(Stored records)

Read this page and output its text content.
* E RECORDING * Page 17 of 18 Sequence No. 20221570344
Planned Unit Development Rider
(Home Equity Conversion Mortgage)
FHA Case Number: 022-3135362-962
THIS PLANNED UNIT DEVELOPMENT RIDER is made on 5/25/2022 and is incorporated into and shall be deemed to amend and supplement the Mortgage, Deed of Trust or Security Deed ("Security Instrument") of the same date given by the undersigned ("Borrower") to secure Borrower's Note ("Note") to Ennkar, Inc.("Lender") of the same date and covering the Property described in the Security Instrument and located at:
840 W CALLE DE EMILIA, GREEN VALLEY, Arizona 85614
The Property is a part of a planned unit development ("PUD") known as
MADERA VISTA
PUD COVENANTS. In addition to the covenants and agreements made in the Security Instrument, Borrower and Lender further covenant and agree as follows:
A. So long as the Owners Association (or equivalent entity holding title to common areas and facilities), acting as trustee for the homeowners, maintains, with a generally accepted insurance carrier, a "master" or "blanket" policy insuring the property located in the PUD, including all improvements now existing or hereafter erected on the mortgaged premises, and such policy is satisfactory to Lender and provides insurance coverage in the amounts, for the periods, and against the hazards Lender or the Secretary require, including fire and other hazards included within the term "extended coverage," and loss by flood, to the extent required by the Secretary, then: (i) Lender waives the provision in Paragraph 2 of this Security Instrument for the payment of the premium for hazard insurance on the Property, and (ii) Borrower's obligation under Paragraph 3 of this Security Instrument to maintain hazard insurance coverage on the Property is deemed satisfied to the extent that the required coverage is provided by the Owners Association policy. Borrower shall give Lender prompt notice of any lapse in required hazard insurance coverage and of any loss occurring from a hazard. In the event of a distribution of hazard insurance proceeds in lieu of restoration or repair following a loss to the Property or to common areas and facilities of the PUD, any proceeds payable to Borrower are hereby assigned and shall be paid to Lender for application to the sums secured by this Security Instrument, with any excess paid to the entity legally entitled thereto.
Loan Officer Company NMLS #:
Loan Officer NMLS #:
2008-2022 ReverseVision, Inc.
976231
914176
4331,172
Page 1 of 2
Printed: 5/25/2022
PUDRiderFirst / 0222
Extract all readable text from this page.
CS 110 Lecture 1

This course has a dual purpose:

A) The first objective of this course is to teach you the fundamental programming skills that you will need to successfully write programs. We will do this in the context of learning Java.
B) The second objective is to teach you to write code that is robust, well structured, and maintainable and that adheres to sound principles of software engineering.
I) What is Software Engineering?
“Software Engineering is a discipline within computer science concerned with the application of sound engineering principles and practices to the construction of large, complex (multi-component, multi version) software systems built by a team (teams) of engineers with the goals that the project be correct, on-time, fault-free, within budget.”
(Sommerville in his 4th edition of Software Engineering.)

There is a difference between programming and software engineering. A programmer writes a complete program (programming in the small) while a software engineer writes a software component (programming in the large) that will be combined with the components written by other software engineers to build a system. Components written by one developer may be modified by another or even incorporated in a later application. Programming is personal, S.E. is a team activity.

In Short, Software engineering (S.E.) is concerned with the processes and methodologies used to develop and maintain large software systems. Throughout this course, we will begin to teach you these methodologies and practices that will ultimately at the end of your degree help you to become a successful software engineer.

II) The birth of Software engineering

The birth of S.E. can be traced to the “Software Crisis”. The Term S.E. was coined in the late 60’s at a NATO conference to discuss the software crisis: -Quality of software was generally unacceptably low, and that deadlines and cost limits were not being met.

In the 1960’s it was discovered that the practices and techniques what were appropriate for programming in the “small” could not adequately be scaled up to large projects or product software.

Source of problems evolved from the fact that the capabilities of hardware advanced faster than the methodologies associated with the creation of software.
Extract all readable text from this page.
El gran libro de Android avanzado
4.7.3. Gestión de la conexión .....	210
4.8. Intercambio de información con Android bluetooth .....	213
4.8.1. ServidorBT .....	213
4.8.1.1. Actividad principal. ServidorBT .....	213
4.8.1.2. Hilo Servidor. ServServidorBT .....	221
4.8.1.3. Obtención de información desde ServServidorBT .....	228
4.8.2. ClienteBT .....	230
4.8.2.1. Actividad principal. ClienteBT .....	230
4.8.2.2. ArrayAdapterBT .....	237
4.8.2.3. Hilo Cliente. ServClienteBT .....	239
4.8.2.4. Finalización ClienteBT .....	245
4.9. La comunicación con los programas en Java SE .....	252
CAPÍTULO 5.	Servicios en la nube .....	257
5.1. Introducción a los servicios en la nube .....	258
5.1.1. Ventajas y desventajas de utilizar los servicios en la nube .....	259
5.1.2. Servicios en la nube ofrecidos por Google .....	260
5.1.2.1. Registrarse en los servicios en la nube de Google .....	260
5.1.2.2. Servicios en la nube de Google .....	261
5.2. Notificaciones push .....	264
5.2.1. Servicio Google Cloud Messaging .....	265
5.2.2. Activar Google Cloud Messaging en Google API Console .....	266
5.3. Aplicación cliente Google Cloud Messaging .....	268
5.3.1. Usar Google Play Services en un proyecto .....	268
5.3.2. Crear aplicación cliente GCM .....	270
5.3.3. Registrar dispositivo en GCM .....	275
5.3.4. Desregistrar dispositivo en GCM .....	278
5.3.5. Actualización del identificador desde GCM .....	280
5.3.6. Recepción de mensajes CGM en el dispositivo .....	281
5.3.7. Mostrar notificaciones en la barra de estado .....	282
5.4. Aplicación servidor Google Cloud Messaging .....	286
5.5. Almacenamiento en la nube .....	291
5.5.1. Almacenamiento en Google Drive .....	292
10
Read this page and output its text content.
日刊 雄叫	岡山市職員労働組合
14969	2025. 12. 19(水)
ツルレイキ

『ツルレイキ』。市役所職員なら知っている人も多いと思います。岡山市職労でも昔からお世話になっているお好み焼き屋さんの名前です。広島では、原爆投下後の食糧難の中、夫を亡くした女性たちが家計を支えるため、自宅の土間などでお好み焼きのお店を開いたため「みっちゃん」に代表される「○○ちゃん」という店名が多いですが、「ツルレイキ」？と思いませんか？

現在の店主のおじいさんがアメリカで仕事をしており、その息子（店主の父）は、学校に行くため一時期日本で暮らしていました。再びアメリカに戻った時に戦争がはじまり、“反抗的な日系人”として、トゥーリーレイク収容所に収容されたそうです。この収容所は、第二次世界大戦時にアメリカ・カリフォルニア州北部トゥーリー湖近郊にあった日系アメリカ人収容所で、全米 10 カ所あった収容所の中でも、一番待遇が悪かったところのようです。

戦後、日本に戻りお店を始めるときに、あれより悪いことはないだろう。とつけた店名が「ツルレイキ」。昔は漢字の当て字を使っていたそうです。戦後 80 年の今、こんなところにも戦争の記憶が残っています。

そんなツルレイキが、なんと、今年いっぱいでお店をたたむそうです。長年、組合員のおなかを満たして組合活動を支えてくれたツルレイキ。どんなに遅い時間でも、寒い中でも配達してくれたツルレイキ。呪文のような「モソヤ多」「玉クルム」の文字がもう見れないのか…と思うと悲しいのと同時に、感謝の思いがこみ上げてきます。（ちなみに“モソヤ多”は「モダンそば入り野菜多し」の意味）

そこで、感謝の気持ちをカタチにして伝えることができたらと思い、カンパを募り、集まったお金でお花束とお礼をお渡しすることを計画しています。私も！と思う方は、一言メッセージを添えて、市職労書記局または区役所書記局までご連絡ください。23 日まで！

GIVEN TASK —
Copy each line in the data that holds the word "were".

EXPECTED ANSWER —
The birth of S.E. can be traced to the “Software Crisis”. The Term S.E. was coined in the late 60’s at a NATO conference to discuss the software crisis: -Quality of software was generally unacceptably low, and that deadlines and cost limits were not being met.
In the 1960’s it was discovered that the practices and techniques what were appropriate for programming in the “small” could not adequately be scaled up to large projects or product software.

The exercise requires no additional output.